# Conexion de Potencia



## Vulkan559 (Nov 23, 2006)

Hola amigos del foro, es la primera vez que escribo en este foro.

tengo una cunsulta, voy a conectar una potencia Boss CH 1000 para alimentar 2 woofer Pionner de 1000 wats de 12 pulgadas.

La pregunta es en la alimemtacion de la potencia tengo dos terminales uno es para el borne(- "Ground") de la bateria otro para el + de la misma con su fusible y capacitor:¿que capacitor lleva y si es necesario instalarlo?
y Hay un tercero que dice (TO REMOTE TURN ON FROM HEAD UNIT) este no estoy seguro donde va???
El sonido se conecta mediante las fichas Rca.........
como veran no entiendo mucho del tema y tengo un monton de dudas.

Muchas gracias 
saludos 
Osvaldo


----------



## Apollo (Nov 23, 2006)

Hola Vulkan559:

Cuando instalo algún equipo de auto de considerable potencia, siempre compro el capacitor profesional para el amplificador, algunos varían su capacidad desde los 10,000 uf hasta los 25,000 uf.

Dónde conectar el borne (-) del amplificador varía mucho dependiendo de la marca y el modelo del carro, hay algunos que no pueden conectase directo a la batería, ya que podrías dañar la computadora, cuando es el caso, se conecta en el chasis del carro.

Al cable (TO REMOTE TURN ON FROM HEAD UNIT), es cunado tienes un Magazine de CD's por ejemplo, o cualquier otro equipo que se pueda encender junto con la fuente (si es que trae una entrada específica para esta función), y antes de conectarlo debes revisar que la corriente que necesita el Magazine u otro equipo, no exceda la que puede darte el cable del amplificador, de otra manera puedes quemarlo.

Las entradas del estéreo al amplificador efectivamente son RCA. con el número de canales que tenga cada uno.

Espero y te sea útil esta información.
Un saludo al foro


----------



## Vulkan559 (Nov 23, 2006)

ok muchas gracias nuevamente, de seguro voy a vover a molestarlos en estos días con alguna otra consulta.
Saludos.


----------



## negrito-uox (Dic 3, 2006)

-- Objetivo del ejercicio --
Extrae del hilo sobre la conexión de la potencia el fragmento que va desde "tengo una cunsulta, voy" hasta "monton de dudas.", ambos incluidos, sin cambiar ni una letra. Los registros no tienen nada que ver con esto.

-- Registros de datos --
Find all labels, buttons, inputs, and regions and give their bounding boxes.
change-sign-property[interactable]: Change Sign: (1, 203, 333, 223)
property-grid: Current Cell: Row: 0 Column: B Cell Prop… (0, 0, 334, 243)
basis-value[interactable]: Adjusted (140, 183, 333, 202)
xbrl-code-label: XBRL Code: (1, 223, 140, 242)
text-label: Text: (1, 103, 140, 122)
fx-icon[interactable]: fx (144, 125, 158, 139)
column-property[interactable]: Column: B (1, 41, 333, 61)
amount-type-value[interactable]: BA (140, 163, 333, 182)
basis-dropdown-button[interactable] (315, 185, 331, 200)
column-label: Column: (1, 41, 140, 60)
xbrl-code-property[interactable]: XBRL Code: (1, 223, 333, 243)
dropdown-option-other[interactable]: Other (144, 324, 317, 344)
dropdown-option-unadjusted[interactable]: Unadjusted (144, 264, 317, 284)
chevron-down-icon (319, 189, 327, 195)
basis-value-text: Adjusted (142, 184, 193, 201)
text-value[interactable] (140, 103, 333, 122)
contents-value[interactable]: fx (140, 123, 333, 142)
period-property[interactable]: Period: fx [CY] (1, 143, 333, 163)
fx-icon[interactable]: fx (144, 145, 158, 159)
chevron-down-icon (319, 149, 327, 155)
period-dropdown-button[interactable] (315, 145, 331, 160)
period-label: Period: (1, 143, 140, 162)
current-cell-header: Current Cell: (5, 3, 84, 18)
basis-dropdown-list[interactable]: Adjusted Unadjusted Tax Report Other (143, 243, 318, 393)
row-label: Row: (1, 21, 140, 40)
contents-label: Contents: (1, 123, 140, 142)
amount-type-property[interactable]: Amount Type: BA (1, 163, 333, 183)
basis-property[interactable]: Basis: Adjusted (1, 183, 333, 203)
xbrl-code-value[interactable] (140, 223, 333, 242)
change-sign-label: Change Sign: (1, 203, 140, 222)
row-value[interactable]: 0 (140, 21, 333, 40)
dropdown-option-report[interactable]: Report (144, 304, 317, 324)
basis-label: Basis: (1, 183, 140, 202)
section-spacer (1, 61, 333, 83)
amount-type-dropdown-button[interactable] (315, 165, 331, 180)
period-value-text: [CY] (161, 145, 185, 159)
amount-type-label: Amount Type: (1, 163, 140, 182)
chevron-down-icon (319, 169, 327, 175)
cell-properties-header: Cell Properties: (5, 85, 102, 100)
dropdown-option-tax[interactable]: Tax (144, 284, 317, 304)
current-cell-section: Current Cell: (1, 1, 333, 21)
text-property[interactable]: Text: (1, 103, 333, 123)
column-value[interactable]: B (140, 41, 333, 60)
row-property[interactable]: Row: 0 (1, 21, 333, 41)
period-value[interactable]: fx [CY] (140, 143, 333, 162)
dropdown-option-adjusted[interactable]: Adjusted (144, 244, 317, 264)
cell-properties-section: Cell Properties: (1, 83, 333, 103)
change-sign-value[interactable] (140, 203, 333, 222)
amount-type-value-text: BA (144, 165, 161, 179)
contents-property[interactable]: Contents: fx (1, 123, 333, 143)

-- Ejercicio resuelto --
tengo una cunsulta, voy a conectar una potencia Boss CH 1000 para alimentar 2 woofer Pionner de 1000 wats de 12 pulgadas.

La pregunta es en la alimemtacion de la potencia tengo dos terminales uno es para el borne(- "Ground") de la bateria otro para el + de la misma con su fusible y capacitor:¿que capacitor lleva y si es necesario instalarlo?
y Hay un tercero que dice (TO REMOTE TURN ON FROM HEAD UNIT) este no estoy seguro donde va???
El sonido se conecta mediante las fichas Rca.........
como veran no entiendo mucho del tema y tengo un monton de dudas.